* DATA FOR THE TASK *
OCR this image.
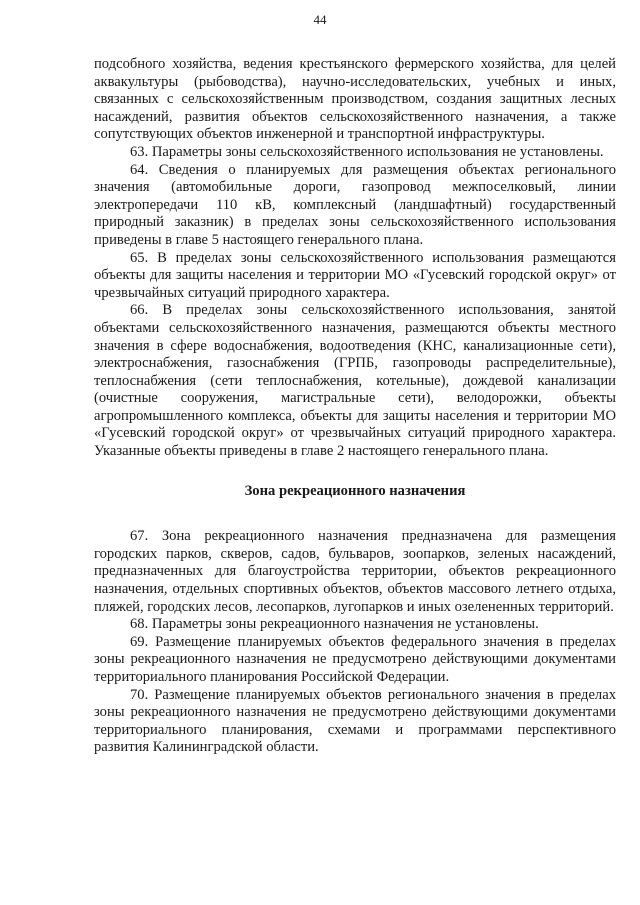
44

подсобного хозяйства, ведения крестьянского фермерского хозяйства, для целей аквакультуры (рыбоводства), научно-исследовательских, учебных и иных, связанных с сельскохозяйственным производством, создания защитных лесных насаждений, развития объектов сельскохозяйственного назначения, а также сопутствующих объектов инженерной и транспортной инфраструктуры.

63. Параметры зоны сельскохозяйственного использования не установлены.

64. Сведения о планируемых для размещения объектах регионального значения (автомобильные дороги, газопровод межпоселковый, линии электропередачи 110 кВ, комплексный (ландшафтный) государственный природный заказник) в пределах зоны сельскохозяйственного использования приведены в главе 5 настоящего генерального плана.

65. В пределах зоны сельскохозяйственного использования размещаются объекты для защиты населения и территории МО «Гусевский городской округ» от чрезвычайных ситуаций природного характера.

66. В пределах зоны сельскохозяйственного использования, занятой объектами сельскохозяйственного назначения, размещаются объекты местного значения в сфере водоснабжения, водоотведения (КНС, канализационные сети), электроснабжения, газоснабжения (ГРПБ, газопроводы распределительные), теплоснабжения (сети теплоснабжения, котельные), дождевой канализации (очистные сооружения, магистральные сети), велодорожки, объекты агропромышленного комплекса, объекты для защиты населения и территории МО «Гусевский городской округ» от чрезвычайных ситуаций природного характера. Указанные объекты приведены в главе 2 настоящего генерального плана.

Зона рекреационного назначения

67. Зона рекреационного назначения предназначена для размещения городских парков, скверов, садов, бульваров, зоопарков, зеленых насаждений, предназначенных для благоустройства территории, объектов рекреационного назначения, отдельных спортивных объектов, объектов массового летнего отдыха, пляжей, городских лесов, лесопарков, лугопарков и иных озелененных территорий.

68. Параметры зоны рекреационного назначения не установлены.

69. Размещение планируемых объектов федерального значения в пределах зоны рекреационного назначения не предусмотрено действующими документами территориального планирования Российской Федерации.

70. Размещение планируемых объектов регионального значения в пределах зоны рекреационного назначения не предусмотрено действующими документами территориального планирования, схемами и программами перспективного развития Калининградской области.
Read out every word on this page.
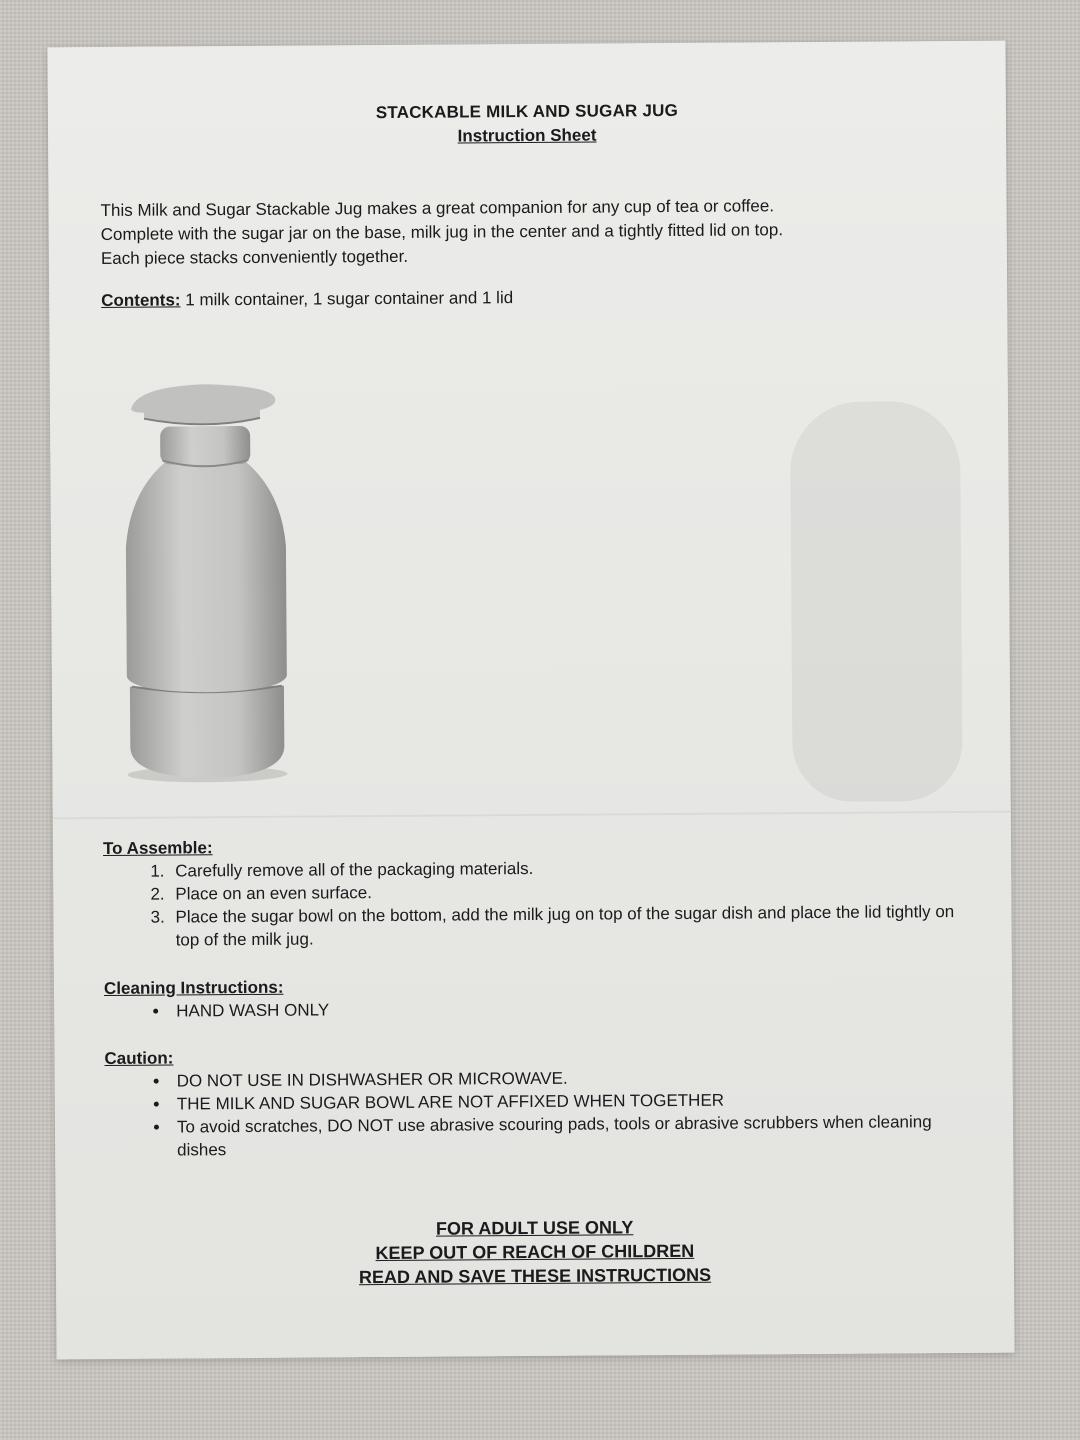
STACKABLE MILK AND SUGAR JUG
Instruction Sheet
This Milk and Sugar Stackable Jug makes a great companion for any cup of tea or coffee.
Complete with the sugar jar on the base, milk jug in the center and a tightly fitted lid on top.
Each piece stacks conveniently together.
Contents: 1 milk container, 1 sugar container and 1 lid
To Assemble:
1. Carefully remove all of the packaging materials.
2. Place on an even surface.
3. Place the sugar bowl on the bottom, add the milk jug on top of the sugar dish and place the lid tightly on top of the milk jug.
Cleaning Instructions:
• HAND WASH ONLY
Caution:
• DO NOT USE IN DISHWASHER OR MICROWAVE.
• THE MILK AND SUGAR BOWL ARE NOT AFFIXED WHEN TOGETHER
• To avoid scratches, DO NOT use abrasive scouring pads, tools or abrasive scrubbers when cleaning dishes
FOR ADULT USE ONLY
KEEP OUT OF REACH OF CHILDREN
READ AND SAVE THESE INSTRUCTIONS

* WHAT IS NEEDED *
Go through the entries and return each line where the word "планируемых" appears.

* FINAL RESULT *
64. Сведения о планируемых для размещения объектах регионального значения (автомобильные дороги, газопровод межпоселковый, линии электропередачи 110 кВ, комплексный (ландшафтный) государственный природный заказник) в пределах зоны сельскохозяйственного использования приведены в главе 5 настоящего генерального плана.
69. Размещение планируемых объектов федерального значения в пределах зоны рекреационного назначения не предусмотрено действующими документами территориального планирования Российской Федерации.
70. Размещение планируемых объектов регионального значения в пределах зоны рекреационного назначения не предусмотрено действующими документами территориального планирования, схемами и программами перспективного развития Калининградской области.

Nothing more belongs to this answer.